TEXT.
I knew right away that he was my teacher. It was like something that happens in books.
In September 1965 I went up to Ananda Ashram, an hour and a half out of New York City. I went there mostly to get out of the city. The Indian guru who presided at the Ashram I had met before in New York at a Yoga Society. Many of my friends were involved with him studying Raja Yoga, a form of meditation. They were very enthusiastic and tried to persuade me to come uptown with them to their meetings.
To tell the truth, although I liked their teacher personally, I could never meditate successfully. My mind would always wander after a few minutes. All kinds of images drifted into my consciousness, and I would feel I wasn't normal or as serious as the others who seemed able to sit calm and immobile for great periods of time. "It was such a good meditation," they would exclaim after a session. I couldn't figure it out.
Anyhow, I had to have a change from the city for many reasons. My friends said the Ashram was peaceful and beautiful with a big lake and woods. I took a but and felt gradually better as I got further from New York. It was a holiday weekend, Labor Day, and I didn't have a reservation. I didn't know you needed a reservation for a Yoga Camp. Arriving at two in the morning didn't make my reception any warmer but the person in charge let me in and gave me a bed. I was beginning to get that feeling again that I was an outsider and not ready for Yoga discipline.

DATASET EXCERPTS.
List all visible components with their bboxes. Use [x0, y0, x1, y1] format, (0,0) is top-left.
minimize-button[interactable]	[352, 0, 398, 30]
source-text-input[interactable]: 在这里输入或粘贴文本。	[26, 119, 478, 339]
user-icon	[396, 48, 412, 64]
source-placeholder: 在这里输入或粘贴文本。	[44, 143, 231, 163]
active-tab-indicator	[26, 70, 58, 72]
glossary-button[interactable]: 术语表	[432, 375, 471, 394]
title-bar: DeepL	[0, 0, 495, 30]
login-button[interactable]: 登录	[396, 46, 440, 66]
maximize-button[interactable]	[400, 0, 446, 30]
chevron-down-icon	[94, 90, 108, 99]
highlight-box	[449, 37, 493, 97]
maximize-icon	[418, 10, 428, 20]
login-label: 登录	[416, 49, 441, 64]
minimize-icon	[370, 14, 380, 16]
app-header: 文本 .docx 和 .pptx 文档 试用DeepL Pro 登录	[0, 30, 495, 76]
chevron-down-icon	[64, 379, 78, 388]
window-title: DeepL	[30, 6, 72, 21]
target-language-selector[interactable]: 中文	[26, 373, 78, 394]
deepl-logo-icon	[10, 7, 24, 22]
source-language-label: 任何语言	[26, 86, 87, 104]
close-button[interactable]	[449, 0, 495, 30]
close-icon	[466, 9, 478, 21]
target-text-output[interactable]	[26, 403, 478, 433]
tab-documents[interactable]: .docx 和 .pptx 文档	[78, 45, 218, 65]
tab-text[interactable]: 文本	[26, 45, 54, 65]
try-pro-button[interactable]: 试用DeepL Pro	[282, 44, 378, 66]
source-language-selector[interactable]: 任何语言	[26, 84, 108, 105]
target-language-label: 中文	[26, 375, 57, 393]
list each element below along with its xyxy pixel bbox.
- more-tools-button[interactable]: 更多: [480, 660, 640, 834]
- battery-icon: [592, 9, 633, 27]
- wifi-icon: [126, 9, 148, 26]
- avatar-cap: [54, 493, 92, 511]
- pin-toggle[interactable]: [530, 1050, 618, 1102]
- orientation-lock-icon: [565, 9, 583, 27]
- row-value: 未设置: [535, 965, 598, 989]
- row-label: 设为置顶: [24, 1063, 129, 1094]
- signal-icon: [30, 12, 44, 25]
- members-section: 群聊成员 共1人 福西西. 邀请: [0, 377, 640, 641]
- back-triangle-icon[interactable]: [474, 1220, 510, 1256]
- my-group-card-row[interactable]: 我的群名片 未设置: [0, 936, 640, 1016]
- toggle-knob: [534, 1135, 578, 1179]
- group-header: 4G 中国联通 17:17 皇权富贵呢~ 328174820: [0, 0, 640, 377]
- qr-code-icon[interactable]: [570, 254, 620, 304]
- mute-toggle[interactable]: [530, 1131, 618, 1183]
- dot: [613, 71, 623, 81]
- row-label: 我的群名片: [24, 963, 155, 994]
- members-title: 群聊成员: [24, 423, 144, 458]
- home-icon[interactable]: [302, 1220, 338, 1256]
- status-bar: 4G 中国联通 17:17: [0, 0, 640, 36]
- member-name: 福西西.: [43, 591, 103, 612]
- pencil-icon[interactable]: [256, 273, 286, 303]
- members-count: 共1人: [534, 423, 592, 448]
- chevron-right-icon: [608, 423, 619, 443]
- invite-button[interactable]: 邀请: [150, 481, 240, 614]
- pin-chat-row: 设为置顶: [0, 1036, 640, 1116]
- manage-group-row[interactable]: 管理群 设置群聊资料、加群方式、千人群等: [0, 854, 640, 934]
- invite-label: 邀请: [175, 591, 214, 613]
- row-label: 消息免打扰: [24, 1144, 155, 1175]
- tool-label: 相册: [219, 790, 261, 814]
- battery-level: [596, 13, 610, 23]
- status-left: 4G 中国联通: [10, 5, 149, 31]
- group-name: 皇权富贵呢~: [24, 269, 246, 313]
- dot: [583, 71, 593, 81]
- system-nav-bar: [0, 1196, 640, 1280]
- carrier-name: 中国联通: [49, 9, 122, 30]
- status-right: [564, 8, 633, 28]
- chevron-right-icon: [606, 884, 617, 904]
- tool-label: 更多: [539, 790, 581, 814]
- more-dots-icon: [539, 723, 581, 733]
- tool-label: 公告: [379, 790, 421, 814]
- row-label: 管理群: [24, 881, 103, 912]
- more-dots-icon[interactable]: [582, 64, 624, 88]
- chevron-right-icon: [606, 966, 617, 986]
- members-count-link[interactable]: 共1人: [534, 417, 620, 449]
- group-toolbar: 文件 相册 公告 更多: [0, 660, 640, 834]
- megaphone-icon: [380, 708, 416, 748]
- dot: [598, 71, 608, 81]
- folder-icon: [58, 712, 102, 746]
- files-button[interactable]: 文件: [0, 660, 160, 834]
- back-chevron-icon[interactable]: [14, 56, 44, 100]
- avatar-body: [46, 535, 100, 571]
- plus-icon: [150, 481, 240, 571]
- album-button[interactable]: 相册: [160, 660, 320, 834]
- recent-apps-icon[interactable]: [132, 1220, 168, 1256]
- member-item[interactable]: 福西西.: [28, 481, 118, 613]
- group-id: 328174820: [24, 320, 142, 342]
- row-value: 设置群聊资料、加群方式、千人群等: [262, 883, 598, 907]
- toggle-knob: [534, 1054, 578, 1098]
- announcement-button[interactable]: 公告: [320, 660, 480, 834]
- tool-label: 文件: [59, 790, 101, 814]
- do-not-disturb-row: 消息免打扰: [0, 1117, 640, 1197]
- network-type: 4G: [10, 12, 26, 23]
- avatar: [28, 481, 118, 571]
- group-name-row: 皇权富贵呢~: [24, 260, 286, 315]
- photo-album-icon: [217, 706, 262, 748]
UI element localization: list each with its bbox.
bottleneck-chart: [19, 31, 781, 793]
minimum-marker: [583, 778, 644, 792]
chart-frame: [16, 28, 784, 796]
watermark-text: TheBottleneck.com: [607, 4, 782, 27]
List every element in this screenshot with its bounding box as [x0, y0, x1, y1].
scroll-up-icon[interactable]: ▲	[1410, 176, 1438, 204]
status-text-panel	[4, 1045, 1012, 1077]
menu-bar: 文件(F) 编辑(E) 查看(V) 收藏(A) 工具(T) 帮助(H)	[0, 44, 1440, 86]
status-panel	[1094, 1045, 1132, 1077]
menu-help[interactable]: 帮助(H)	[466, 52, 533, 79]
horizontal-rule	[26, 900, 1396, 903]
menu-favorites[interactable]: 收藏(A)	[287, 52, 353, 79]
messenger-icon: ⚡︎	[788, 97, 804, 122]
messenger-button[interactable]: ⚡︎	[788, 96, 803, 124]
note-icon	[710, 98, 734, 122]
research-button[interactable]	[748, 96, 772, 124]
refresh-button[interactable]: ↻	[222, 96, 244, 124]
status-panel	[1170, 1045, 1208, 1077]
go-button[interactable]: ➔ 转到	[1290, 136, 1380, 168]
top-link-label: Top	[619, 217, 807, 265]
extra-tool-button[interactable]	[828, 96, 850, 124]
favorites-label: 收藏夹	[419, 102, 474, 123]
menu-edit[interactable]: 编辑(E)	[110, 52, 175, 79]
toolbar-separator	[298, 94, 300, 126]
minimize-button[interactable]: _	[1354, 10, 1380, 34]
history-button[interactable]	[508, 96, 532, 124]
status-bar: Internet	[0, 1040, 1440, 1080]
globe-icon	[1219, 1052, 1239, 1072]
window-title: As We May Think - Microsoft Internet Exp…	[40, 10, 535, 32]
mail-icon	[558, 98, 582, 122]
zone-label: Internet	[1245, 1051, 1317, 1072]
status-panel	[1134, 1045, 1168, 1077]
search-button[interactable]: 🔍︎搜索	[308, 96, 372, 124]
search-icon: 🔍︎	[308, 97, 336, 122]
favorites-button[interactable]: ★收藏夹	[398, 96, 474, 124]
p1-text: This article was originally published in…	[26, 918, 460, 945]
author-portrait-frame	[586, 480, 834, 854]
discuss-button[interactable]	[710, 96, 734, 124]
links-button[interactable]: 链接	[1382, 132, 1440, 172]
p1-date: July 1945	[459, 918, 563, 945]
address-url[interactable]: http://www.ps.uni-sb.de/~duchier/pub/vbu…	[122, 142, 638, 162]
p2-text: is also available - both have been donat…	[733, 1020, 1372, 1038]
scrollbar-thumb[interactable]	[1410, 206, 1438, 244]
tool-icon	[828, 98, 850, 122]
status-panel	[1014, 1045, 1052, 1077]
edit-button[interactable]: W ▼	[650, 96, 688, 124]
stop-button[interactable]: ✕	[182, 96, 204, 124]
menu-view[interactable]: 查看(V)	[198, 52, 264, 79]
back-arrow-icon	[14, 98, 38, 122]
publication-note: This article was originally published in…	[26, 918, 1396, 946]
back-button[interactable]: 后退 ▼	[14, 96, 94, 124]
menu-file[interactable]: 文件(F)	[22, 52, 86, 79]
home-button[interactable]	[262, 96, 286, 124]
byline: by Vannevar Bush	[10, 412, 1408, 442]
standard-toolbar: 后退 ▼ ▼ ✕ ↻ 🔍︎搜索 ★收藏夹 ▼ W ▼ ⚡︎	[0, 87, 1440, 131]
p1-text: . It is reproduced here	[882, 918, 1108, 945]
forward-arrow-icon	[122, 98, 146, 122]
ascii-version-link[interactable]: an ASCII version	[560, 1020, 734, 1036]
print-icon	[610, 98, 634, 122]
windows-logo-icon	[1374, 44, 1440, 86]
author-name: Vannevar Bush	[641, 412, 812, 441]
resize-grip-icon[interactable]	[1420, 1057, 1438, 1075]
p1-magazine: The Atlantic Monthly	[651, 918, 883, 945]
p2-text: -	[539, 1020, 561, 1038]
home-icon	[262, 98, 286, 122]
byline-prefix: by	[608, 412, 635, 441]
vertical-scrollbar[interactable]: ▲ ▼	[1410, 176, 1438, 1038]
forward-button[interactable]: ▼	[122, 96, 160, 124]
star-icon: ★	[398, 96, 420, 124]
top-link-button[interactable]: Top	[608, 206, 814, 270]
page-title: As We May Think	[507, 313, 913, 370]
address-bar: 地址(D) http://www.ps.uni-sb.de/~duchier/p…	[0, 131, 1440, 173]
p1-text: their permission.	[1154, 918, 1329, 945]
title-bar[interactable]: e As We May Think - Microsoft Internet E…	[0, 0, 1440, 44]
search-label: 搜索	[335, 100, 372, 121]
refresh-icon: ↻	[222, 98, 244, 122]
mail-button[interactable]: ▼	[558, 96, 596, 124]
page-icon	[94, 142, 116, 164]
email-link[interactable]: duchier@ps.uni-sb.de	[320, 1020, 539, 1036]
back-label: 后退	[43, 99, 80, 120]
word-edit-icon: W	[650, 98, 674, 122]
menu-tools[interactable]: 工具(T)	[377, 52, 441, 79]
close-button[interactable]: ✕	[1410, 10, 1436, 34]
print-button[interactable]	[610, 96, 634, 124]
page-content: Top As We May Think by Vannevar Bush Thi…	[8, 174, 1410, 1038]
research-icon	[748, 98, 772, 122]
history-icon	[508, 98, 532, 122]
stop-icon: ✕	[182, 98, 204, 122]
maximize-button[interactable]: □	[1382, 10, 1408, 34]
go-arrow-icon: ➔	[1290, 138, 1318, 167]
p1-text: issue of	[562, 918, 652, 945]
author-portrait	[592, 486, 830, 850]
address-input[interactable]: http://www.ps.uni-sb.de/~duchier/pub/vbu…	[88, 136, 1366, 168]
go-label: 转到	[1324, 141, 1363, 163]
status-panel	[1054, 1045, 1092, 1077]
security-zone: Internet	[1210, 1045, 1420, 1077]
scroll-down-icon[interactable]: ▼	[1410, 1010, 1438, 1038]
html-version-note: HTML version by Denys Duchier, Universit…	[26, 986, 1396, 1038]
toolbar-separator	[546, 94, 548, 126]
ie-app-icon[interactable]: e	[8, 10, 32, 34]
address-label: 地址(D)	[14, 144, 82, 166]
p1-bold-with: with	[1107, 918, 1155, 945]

EXERCISE. Write the next part of the account of the trip to Ananda Ashram, picking up after its last sentence. You won't need the entries for this.

ANSWER TO THIS EXERCISE.
Next day everyone got up early and went to morning meditation. The guru was resplendent in golden Indian style jacket and his devotees were already deeply into it when I entered the room. All the cushions were taken and I picked a spot in the back of the room where I could lean against the wall to facilitate my meditation. I noticed some of my friends, eyes closed in lotus position. Seated at one side was an older Indian man in saffron dyed thermal underwear and wrapped in a pinkish wool blanket. He seemed to be muttering to himself and I later discovered that he was praying. It was Swami Bhaktivedanta. His forehead was painted with a white V-shaped sign and his eyes were half shut. He seemed very serene.
There was a lecture by the guru of the Ashram and a girl read from book. Then another meditation, this time with everyone concentrating on a circle drawn on the wall. I couldn't do it. The circle kept changing it's size and shape, and after a while began to fill with strange forms. My attention drifted to the faces around the room and all of them seemed involved with the circle. I looked out the window through the lacy curtains to the lake. It was green and misty and beautiful, and even if I couldn't get interested in Raja Yoga I felt happy to be out of New York City and into the country.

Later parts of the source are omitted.